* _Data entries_
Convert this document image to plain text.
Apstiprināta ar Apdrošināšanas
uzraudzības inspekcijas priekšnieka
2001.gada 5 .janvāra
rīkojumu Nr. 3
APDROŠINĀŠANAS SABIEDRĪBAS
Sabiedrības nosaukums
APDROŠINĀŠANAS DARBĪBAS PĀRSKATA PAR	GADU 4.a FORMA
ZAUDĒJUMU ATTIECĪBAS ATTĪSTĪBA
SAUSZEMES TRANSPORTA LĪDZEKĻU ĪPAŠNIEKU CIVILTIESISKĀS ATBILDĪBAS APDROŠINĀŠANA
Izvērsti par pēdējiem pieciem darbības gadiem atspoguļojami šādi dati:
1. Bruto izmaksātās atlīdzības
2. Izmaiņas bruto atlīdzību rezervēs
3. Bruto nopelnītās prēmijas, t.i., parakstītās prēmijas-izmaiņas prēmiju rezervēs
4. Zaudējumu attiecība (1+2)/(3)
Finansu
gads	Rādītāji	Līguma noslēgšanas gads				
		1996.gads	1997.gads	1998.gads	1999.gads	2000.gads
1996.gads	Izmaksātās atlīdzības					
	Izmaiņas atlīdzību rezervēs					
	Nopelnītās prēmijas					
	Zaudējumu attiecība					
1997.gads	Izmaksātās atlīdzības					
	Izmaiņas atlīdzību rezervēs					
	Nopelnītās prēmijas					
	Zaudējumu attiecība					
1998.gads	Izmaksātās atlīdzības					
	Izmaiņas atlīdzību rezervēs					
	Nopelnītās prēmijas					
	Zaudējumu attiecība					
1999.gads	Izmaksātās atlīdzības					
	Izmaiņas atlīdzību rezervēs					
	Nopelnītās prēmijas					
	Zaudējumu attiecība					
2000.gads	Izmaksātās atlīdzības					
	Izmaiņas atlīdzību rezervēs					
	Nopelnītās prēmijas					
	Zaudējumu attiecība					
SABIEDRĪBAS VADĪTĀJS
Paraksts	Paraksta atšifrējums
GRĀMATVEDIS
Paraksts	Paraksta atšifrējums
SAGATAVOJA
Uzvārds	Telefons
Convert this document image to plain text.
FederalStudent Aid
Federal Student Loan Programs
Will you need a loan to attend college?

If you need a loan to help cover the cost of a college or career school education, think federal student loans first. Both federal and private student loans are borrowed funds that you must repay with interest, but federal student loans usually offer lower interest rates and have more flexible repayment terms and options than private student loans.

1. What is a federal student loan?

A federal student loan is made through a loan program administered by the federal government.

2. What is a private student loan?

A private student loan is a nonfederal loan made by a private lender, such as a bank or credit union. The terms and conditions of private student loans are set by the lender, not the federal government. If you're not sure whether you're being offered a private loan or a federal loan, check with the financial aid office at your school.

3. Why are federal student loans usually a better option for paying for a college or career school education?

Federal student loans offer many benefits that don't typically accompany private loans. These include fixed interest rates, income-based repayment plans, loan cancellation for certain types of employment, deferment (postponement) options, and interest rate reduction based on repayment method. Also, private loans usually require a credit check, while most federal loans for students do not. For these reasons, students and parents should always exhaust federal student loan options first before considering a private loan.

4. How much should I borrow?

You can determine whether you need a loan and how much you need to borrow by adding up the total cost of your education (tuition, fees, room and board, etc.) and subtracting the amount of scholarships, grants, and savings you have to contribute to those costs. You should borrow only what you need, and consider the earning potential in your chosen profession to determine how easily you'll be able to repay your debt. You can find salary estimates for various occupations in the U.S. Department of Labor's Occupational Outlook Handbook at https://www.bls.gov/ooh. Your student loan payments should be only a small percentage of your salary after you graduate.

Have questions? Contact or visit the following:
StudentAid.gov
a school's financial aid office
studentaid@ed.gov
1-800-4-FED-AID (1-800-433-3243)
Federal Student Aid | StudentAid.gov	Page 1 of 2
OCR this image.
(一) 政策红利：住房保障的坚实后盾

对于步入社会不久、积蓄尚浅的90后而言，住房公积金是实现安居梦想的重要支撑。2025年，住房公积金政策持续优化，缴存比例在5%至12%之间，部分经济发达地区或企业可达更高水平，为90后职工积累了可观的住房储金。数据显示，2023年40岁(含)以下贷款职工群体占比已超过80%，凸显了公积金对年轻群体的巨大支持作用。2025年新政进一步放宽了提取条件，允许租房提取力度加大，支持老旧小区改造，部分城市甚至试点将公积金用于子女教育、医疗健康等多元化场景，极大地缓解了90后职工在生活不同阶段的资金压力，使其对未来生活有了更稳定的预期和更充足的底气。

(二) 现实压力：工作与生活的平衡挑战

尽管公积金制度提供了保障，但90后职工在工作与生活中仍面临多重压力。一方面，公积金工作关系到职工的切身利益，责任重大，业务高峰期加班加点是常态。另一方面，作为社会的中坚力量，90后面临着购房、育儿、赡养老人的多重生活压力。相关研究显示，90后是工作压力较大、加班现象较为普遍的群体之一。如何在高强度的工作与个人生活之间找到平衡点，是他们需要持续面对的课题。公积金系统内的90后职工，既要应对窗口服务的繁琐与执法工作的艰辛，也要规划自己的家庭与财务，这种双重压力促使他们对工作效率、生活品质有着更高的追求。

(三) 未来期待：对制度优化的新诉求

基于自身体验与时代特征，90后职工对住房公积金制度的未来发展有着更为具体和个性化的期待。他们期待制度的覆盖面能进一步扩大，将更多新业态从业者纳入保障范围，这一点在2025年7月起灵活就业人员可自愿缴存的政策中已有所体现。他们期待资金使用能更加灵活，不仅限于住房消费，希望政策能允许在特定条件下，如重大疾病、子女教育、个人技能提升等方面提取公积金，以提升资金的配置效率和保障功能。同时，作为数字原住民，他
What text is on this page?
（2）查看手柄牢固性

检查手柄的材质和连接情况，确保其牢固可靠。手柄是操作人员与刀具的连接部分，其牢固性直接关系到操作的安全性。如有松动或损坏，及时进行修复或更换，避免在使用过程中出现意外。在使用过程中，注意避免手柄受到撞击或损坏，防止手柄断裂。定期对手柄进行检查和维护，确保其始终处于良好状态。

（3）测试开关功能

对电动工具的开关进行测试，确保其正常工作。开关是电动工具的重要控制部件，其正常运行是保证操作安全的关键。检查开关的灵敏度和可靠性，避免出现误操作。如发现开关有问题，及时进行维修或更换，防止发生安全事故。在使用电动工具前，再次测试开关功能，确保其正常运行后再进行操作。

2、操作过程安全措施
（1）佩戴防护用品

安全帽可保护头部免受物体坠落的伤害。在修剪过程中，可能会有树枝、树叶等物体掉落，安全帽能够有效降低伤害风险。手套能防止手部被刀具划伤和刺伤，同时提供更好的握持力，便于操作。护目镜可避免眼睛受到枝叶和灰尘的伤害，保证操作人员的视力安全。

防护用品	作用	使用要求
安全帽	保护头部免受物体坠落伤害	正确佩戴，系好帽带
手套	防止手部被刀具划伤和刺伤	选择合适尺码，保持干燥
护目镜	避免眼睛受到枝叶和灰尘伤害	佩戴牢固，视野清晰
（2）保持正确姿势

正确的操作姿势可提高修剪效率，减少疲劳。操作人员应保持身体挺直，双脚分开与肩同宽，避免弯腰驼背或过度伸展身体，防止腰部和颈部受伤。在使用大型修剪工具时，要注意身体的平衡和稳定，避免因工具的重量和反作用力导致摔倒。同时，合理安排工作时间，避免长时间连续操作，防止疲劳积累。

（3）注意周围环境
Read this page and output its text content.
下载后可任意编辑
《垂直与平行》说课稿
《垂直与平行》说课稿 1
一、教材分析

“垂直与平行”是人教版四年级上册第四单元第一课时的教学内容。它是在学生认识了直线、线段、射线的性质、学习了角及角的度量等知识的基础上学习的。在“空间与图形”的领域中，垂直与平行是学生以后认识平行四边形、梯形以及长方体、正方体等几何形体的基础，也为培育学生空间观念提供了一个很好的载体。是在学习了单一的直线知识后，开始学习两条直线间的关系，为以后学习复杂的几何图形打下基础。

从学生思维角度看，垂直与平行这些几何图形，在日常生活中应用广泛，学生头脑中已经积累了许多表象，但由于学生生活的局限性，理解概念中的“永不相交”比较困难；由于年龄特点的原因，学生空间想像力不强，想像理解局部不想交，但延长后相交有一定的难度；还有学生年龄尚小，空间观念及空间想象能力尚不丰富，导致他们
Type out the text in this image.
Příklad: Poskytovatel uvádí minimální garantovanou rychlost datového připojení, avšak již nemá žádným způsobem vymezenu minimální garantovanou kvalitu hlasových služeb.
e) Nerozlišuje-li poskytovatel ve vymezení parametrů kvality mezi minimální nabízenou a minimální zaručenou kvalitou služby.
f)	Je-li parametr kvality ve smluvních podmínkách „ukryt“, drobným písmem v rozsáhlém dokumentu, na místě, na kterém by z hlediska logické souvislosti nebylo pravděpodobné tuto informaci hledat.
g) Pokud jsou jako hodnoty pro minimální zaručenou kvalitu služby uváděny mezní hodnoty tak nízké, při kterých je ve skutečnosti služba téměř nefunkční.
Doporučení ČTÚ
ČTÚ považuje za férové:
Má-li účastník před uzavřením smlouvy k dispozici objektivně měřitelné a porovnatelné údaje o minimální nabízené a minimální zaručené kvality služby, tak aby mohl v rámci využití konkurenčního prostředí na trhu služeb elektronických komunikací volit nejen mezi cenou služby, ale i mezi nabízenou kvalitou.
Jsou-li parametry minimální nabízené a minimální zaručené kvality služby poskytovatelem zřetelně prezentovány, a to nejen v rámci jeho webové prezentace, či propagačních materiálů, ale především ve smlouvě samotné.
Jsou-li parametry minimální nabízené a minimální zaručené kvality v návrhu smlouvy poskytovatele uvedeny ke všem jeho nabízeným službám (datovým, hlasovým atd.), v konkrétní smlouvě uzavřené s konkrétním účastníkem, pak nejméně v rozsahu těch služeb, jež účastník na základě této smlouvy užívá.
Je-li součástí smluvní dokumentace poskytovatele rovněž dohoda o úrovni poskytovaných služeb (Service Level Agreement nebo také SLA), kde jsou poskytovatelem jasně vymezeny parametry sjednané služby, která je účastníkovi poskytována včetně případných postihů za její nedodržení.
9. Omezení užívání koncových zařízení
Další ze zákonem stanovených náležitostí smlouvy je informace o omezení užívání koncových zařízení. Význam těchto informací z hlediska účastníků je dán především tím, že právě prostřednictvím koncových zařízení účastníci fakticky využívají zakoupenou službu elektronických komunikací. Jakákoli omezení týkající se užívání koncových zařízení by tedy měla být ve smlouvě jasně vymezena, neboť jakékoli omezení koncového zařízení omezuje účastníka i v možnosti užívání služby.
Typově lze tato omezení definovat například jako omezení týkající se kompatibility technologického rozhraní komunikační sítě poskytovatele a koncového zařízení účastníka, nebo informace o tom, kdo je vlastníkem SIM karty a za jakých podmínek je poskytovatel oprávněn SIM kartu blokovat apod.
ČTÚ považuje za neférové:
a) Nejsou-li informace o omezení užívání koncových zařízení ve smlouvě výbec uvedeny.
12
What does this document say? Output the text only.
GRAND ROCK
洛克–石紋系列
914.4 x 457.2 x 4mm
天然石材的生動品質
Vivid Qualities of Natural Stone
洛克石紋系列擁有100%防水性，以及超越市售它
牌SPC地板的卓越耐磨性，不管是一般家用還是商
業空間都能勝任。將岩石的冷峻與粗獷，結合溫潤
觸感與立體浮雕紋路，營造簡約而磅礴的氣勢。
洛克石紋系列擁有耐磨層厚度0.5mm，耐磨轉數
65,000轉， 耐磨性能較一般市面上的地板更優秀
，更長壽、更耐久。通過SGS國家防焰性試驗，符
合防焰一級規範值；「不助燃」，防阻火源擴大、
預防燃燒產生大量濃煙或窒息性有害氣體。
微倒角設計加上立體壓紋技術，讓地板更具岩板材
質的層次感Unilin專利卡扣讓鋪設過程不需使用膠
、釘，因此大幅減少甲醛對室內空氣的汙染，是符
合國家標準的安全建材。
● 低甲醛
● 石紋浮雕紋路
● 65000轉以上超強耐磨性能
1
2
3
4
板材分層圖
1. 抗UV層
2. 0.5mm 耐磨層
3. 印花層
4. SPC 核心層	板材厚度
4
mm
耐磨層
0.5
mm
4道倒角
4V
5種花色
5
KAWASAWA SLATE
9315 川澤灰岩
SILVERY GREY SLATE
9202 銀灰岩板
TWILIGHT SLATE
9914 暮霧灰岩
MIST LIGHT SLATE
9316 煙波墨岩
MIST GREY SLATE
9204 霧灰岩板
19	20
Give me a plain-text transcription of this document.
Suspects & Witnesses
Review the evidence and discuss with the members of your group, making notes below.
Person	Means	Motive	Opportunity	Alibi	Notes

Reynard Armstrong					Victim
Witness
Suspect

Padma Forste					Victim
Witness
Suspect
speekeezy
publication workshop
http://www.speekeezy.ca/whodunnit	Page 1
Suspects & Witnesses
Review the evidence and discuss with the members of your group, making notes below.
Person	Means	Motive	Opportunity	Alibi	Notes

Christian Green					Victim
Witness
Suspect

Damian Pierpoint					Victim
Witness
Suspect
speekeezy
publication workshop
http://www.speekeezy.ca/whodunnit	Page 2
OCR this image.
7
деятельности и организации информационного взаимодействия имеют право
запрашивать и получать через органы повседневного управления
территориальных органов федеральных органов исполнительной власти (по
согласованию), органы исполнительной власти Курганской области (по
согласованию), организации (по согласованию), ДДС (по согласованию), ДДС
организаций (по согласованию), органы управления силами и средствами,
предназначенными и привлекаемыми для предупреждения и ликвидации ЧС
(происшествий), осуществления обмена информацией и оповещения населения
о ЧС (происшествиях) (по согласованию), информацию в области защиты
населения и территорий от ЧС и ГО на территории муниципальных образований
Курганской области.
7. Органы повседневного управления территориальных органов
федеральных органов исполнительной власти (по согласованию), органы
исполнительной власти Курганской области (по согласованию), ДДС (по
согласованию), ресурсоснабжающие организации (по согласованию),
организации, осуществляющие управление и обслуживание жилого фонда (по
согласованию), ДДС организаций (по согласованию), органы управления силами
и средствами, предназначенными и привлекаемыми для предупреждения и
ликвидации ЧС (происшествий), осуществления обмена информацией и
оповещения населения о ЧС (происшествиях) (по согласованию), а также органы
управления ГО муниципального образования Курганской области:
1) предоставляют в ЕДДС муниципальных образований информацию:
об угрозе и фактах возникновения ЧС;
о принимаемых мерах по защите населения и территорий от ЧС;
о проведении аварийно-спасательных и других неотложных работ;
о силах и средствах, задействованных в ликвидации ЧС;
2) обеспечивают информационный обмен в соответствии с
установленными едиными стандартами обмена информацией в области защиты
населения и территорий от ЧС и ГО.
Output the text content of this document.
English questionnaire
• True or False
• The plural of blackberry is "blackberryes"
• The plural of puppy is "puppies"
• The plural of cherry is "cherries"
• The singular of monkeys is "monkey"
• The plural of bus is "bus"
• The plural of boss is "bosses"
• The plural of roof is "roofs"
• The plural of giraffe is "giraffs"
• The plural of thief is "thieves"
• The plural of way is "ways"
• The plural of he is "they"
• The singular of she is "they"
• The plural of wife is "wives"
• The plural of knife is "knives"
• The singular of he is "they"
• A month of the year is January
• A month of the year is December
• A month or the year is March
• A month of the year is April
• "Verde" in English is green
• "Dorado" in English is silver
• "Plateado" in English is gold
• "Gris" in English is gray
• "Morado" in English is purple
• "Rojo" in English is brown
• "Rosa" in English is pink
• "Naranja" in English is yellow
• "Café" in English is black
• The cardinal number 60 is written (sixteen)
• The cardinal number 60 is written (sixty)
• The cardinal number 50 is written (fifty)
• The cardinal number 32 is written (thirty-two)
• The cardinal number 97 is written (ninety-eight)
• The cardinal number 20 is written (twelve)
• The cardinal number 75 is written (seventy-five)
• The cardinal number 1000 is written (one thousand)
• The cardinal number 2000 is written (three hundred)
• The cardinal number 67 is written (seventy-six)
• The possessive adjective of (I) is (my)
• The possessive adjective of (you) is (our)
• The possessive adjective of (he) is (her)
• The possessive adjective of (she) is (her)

* _Task objective_
Gather every line from the entries above where the word "информацию" appears, and copy them.

* _Answer to the problem_
о ЧС (происшествиях) (по согласованию), информацию в области защиты
1) предоставляют в ЕДДС муниципальных образований информацию:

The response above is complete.